● WHAT THE EXERCISE ASKS: Within the listing below, locate all lines containing the word "Size". Copy each one.

● GIVEN ENTRIES:
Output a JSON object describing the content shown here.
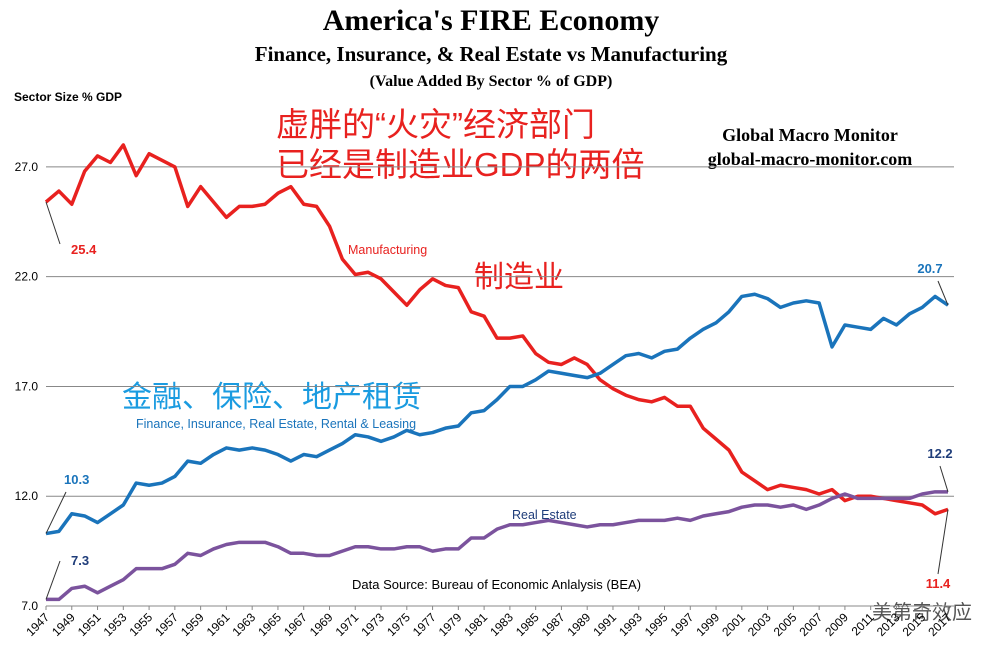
{
  "title": "America's FIRE Economy",
  "subtitle": "Finance, Insurance, & Real Estate vs Manufacturing",
  "subsubtitle": "(Value Added By Sector % of GDP)",
  "y_axis_label": "Sector Size % GDP",
  "annotation_cn_line1": "虚胖的“火灾”经济部门",
  "annotation_cn_line2": "已经是制造业GDP的两倍",
  "source_brand": "Global Macro Monitor",
  "source_url": "global-macro-monitor.com",
  "label_manufacturing_cn": "制造业",
  "label_fire_cn": "金融、保险、地产租赁",
  "data_source": "Data Source:  Bureau of Economic Anlalysis (BEA)",
  "watermark": "美第奇效应",
  "chart_data": {
    "type": "line",
    "title": "America's FIRE Economy",
    "ylabel": "Sector Size % GDP",
    "ylim": [
      7.0,
      29.5
    ],
    "yticks": [
      "7.0",
      "12.0",
      "17.0",
      "22.0",
      "27.0"
    ],
    "xlim": [
      1947,
      2017
    ],
    "xticks": [
      "1947",
      "1949",
      "1951",
      "1953",
      "1955",
      "1957",
      "1959",
      "1961",
      "1963",
      "1965",
      "1967",
      "1969",
      "1971",
      "1973",
      "1975",
      "1977",
      "1979",
      "1981",
      "1983",
      "1985",
      "1987",
      "1989",
      "1991",
      "1993",
      "1995",
      "1997",
      "1999",
      "2001",
      "2003",
      "2005",
      "2007",
      "2009",
      "2011",
      "2013",
      "2015",
      "2017"
    ],
    "grid": "horizontal",
    "x": [
      1947,
      1948,
      1949,
      1950,
      1951,
      1952,
      1953,
      1954,
      1955,
      1956,
      1957,
      1958,
      1959,
      1960,
      1961,
      1962,
      1963,
      1964,
      1965,
      1966,
      1967,
      1968,
      1969,
      1970,
      1971,
      1972,
      1973,
      1974,
      1975,
      1976,
      1977,
      1978,
      1979,
      1980,
      1981,
      1982,
      1983,
      1984,
      1985,
      1986,
      1987,
      1988,
      1989,
      1990,
      1991,
      1992,
      1993,
      1994,
      1995,
      1996,
      1997,
      1998,
      1999,
      2000,
      2001,
      2002,
      2003,
      2004,
      2005,
      2006,
      2007,
      2008,
      2009,
      2010,
      2011,
      2012,
      2013,
      2014,
      2015,
      2016,
      2017
    ],
    "series": [
      {
        "name": "Manufacturing",
        "color": "#e8211f",
        "values": [
          25.4,
          25.9,
          25.3,
          26.8,
          27.5,
          27.2,
          28.0,
          26.6,
          27.6,
          27.3,
          27.0,
          25.2,
          26.1,
          25.4,
          24.7,
          25.2,
          25.2,
          25.3,
          25.8,
          26.1,
          25.3,
          25.2,
          24.3,
          22.8,
          22.1,
          22.2,
          21.9,
          21.3,
          20.7,
          21.4,
          21.9,
          21.6,
          21.5,
          20.4,
          20.2,
          19.2,
          19.2,
          19.3,
          18.5,
          18.1,
          18.0,
          18.3,
          18.0,
          17.3,
          16.9,
          16.6,
          16.4,
          16.3,
          16.5,
          16.1,
          16.1,
          15.1,
          14.6,
          14.1,
          13.1,
          12.7,
          12.3,
          12.5,
          12.4,
          12.3,
          12.1,
          12.3,
          11.8,
          12.0,
          12.0,
          11.9,
          11.8,
          11.7,
          11.6,
          11.2,
          11.4
        ],
        "start_label": "25.4",
        "end_label": "11.4"
      },
      {
        "name": "Finance, Insurance, Real Estate, Rental  & Leasing",
        "color": "#1a74bb",
        "values": [
          10.3,
          10.4,
          11.2,
          11.1,
          10.8,
          11.2,
          11.6,
          12.6,
          12.5,
          12.6,
          12.9,
          13.6,
          13.5,
          13.9,
          14.2,
          14.1,
          14.2,
          14.1,
          13.9,
          13.6,
          13.9,
          13.8,
          14.1,
          14.4,
          14.8,
          14.7,
          14.5,
          14.7,
          15.0,
          14.8,
          14.9,
          15.1,
          15.2,
          15.8,
          15.9,
          16.4,
          17.0,
          17.0,
          17.3,
          17.7,
          17.6,
          17.5,
          17.4,
          17.6,
          18.0,
          18.4,
          18.5,
          18.3,
          18.6,
          18.7,
          19.2,
          19.6,
          19.9,
          20.4,
          21.1,
          21.2,
          21.0,
          20.6,
          20.8,
          20.9,
          20.8,
          18.8,
          19.8,
          19.7,
          19.6,
          20.1,
          19.8,
          20.3,
          20.6,
          21.1,
          20.7
        ],
        "start_label": "10.3",
        "end_label": "20.7"
      },
      {
        "name": "Real Estate",
        "color": "#7b539d",
        "values": [
          7.3,
          7.3,
          7.8,
          7.9,
          7.6,
          7.9,
          8.2,
          8.7,
          8.7,
          8.7,
          8.9,
          9.4,
          9.3,
          9.6,
          9.8,
          9.9,
          9.9,
          9.9,
          9.7,
          9.4,
          9.4,
          9.3,
          9.3,
          9.5,
          9.7,
          9.7,
          9.6,
          9.6,
          9.7,
          9.7,
          9.5,
          9.6,
          9.6,
          10.1,
          10.1,
          10.5,
          10.7,
          10.7,
          10.8,
          10.9,
          10.8,
          10.7,
          10.6,
          10.7,
          10.7,
          10.8,
          10.9,
          10.9,
          10.9,
          11.0,
          10.9,
          11.1,
          11.2,
          11.3,
          11.5,
          11.6,
          11.6,
          11.5,
          11.6,
          11.4,
          11.6,
          11.9,
          12.1,
          11.9,
          11.9,
          11.9,
          11.9,
          11.9,
          12.1,
          12.2,
          12.2
        ],
        "start_label": "7.3",
        "end_label": "12.2"
      }
    ]
  }
}
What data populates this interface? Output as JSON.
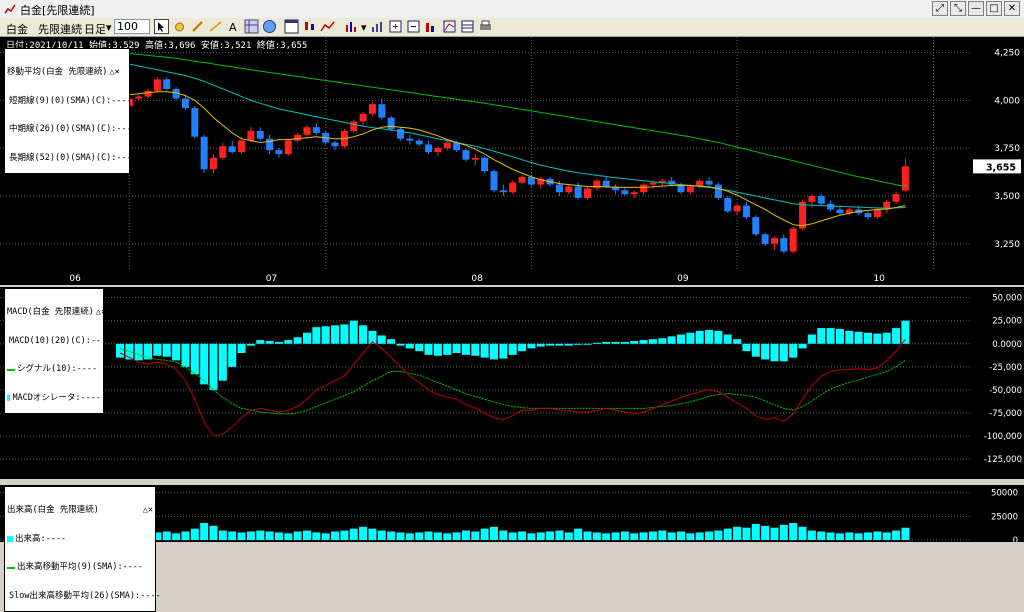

● FINISHED ANSWER:
  "y_axis_label": "Sector Size % GDP",
    "ylabel": "Sector Size % GDP",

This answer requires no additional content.